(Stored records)
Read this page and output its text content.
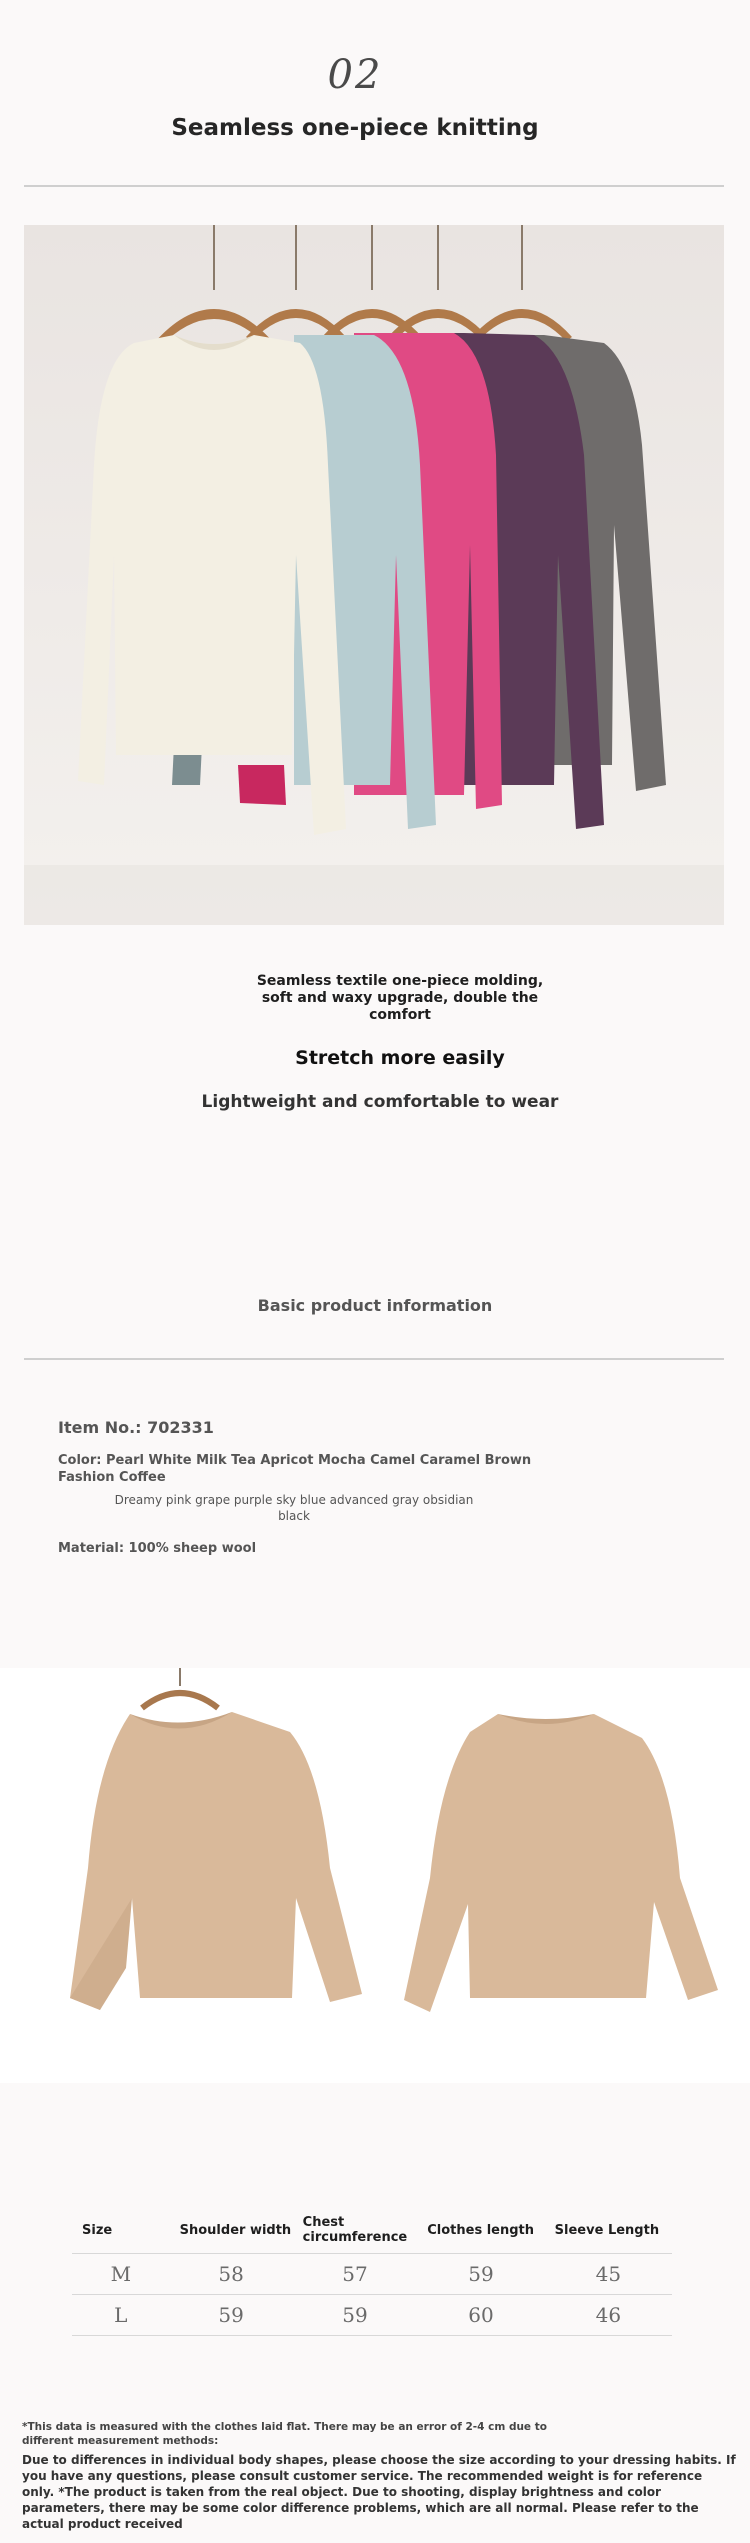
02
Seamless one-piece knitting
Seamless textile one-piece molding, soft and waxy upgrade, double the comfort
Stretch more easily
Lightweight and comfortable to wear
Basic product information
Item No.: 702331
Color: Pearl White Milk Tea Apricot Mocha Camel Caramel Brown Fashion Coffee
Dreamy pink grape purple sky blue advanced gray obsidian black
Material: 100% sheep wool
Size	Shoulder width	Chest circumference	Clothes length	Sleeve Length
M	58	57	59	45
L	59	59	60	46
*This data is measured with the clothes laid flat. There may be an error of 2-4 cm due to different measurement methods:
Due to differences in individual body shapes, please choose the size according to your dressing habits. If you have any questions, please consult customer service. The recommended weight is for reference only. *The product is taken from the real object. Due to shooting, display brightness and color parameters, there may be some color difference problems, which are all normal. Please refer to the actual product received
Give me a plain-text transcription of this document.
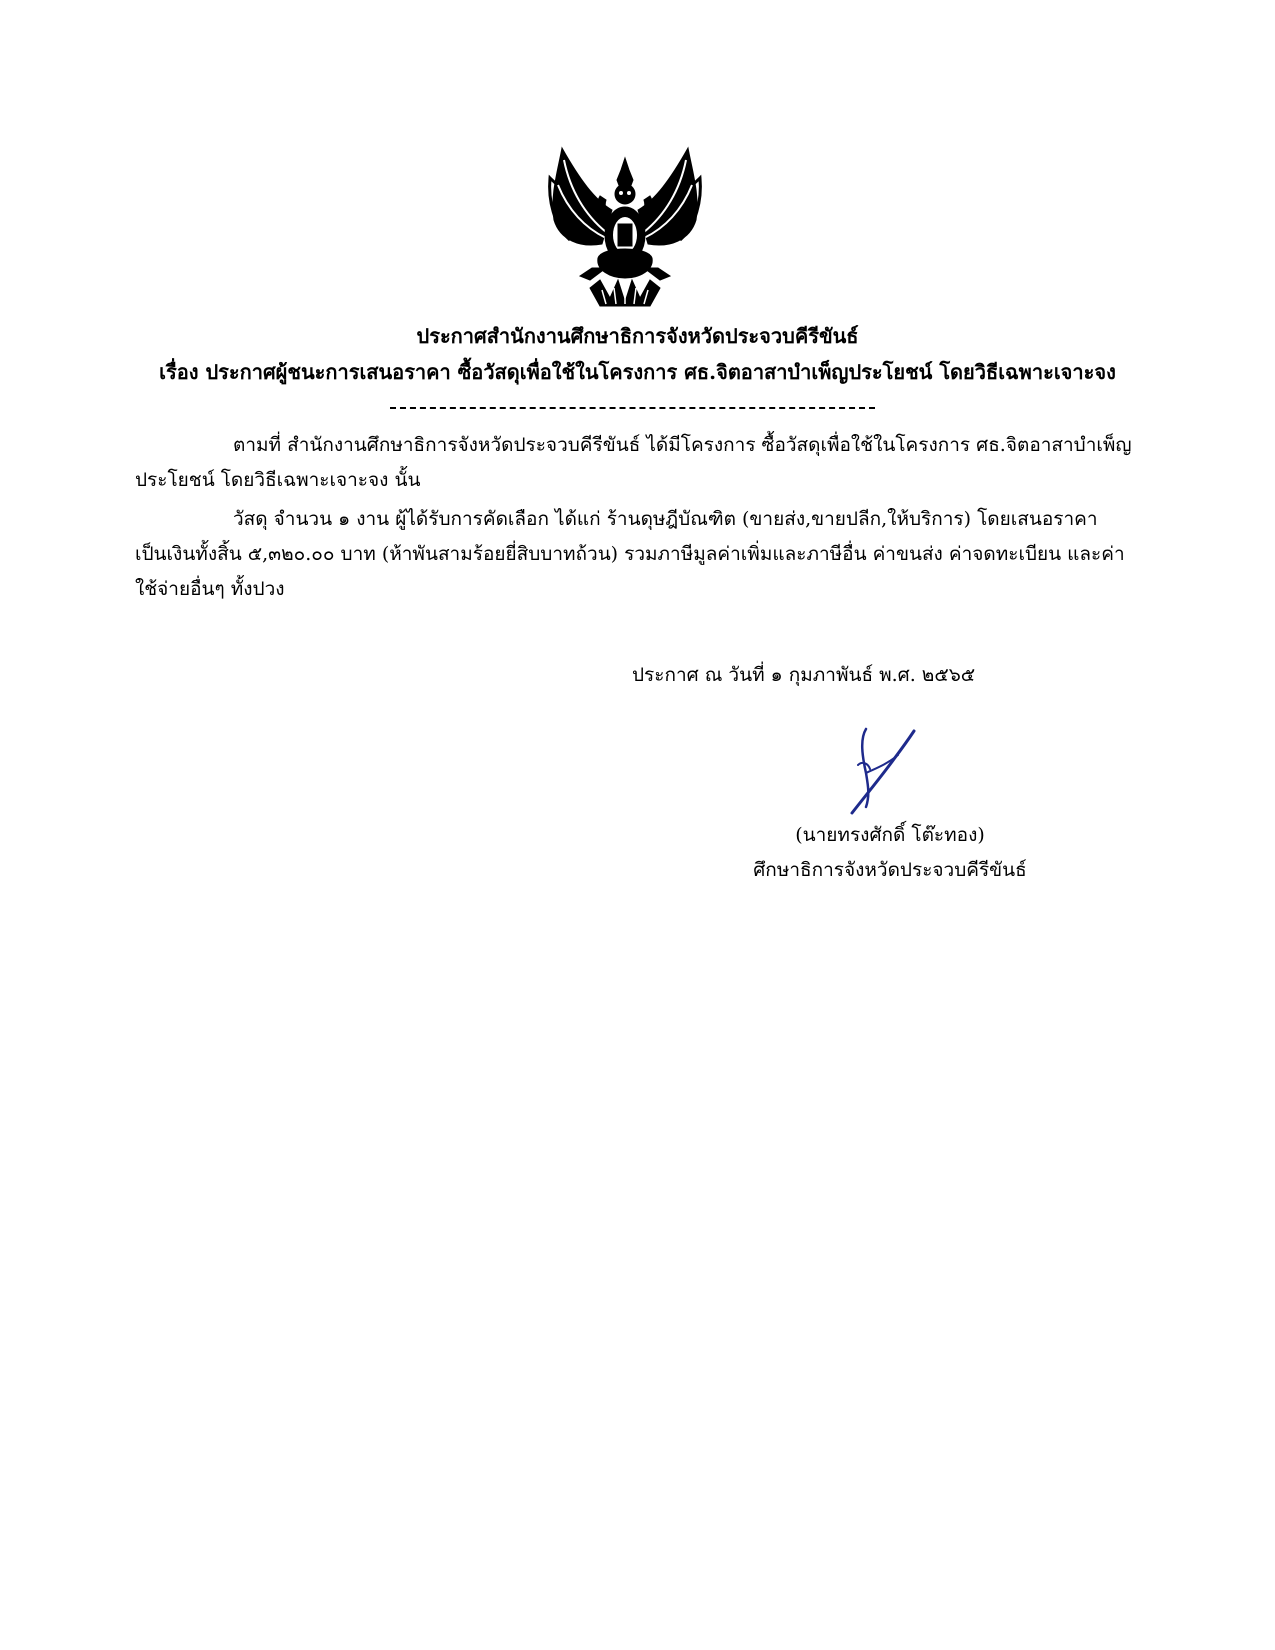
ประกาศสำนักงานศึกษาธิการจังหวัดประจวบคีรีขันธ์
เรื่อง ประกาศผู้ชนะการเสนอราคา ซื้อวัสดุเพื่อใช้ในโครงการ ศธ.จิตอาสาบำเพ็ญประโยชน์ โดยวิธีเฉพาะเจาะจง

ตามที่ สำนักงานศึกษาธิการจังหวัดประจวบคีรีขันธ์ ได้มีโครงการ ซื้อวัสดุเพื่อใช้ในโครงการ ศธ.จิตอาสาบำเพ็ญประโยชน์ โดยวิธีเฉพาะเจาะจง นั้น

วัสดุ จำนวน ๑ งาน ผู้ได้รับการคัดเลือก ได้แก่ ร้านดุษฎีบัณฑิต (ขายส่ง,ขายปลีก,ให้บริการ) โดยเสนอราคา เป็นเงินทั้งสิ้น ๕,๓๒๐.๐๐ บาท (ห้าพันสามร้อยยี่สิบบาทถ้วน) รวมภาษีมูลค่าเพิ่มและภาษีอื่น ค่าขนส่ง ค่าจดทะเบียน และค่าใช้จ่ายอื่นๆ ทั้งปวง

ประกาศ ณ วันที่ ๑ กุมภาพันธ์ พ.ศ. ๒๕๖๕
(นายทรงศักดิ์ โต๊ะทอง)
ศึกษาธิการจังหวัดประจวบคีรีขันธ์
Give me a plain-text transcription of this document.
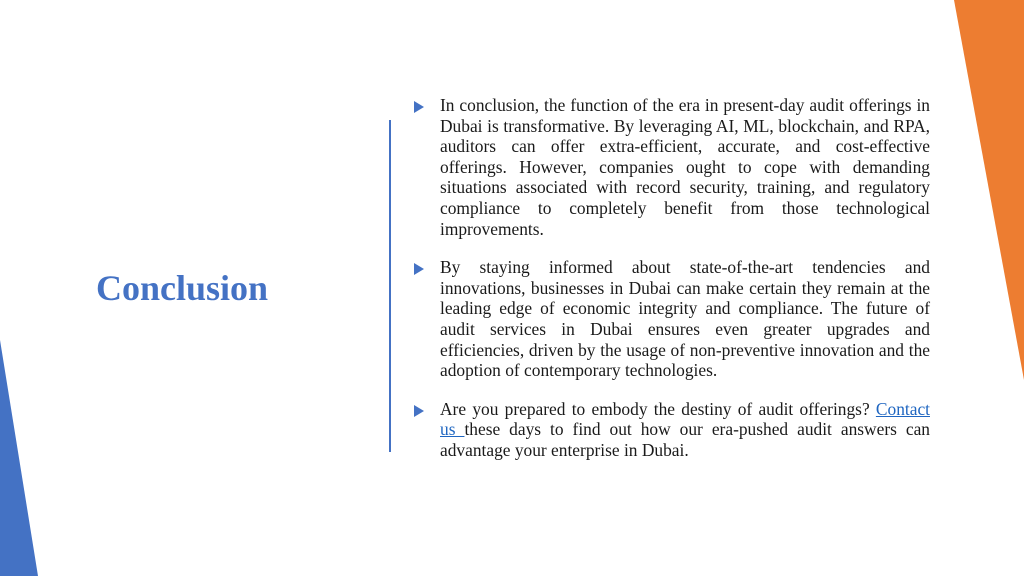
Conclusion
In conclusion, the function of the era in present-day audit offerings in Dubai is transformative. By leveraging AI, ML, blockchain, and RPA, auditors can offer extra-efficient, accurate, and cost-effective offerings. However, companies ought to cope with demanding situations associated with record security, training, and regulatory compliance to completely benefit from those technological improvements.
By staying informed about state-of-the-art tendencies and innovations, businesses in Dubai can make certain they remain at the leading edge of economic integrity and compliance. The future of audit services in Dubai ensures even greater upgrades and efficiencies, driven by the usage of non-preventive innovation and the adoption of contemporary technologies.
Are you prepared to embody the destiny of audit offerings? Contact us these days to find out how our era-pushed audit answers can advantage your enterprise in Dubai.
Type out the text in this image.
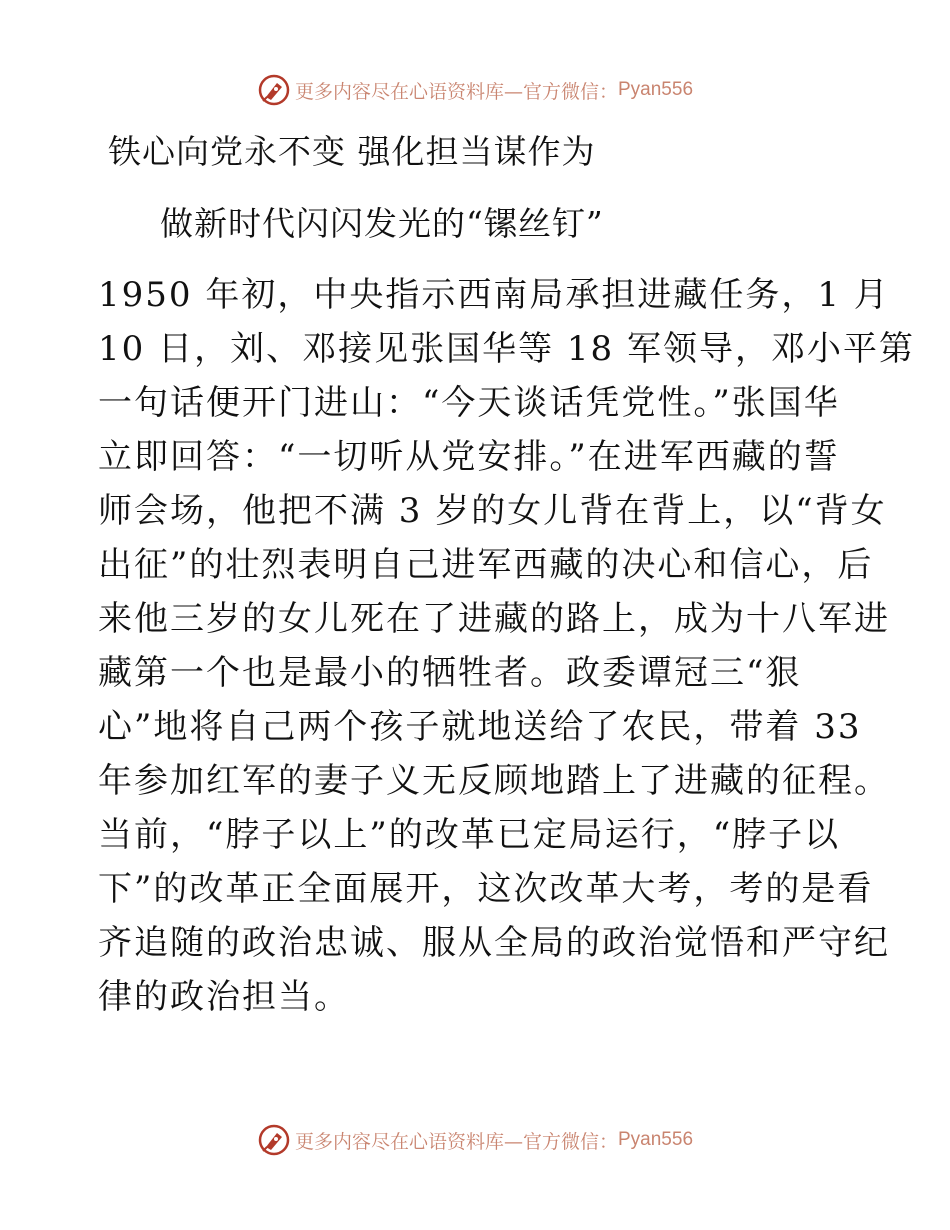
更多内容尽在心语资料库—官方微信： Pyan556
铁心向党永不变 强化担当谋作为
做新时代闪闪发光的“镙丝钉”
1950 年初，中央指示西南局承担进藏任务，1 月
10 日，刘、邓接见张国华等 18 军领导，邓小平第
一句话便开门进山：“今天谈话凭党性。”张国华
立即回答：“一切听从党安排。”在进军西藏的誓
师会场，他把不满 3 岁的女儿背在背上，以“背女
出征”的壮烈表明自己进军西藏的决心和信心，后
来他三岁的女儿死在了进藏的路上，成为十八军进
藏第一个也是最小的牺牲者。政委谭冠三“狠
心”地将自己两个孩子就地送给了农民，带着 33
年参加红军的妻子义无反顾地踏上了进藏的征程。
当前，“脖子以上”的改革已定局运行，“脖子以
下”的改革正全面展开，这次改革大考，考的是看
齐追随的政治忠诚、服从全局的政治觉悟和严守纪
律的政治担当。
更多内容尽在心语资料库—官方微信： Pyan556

Your instructions: Lines from the records above that hold "piece" are the ones to list.

Full output:
Seamless one-piece knitting
Seamless textile one-piece molding, soft and waxy upgrade, double the comfort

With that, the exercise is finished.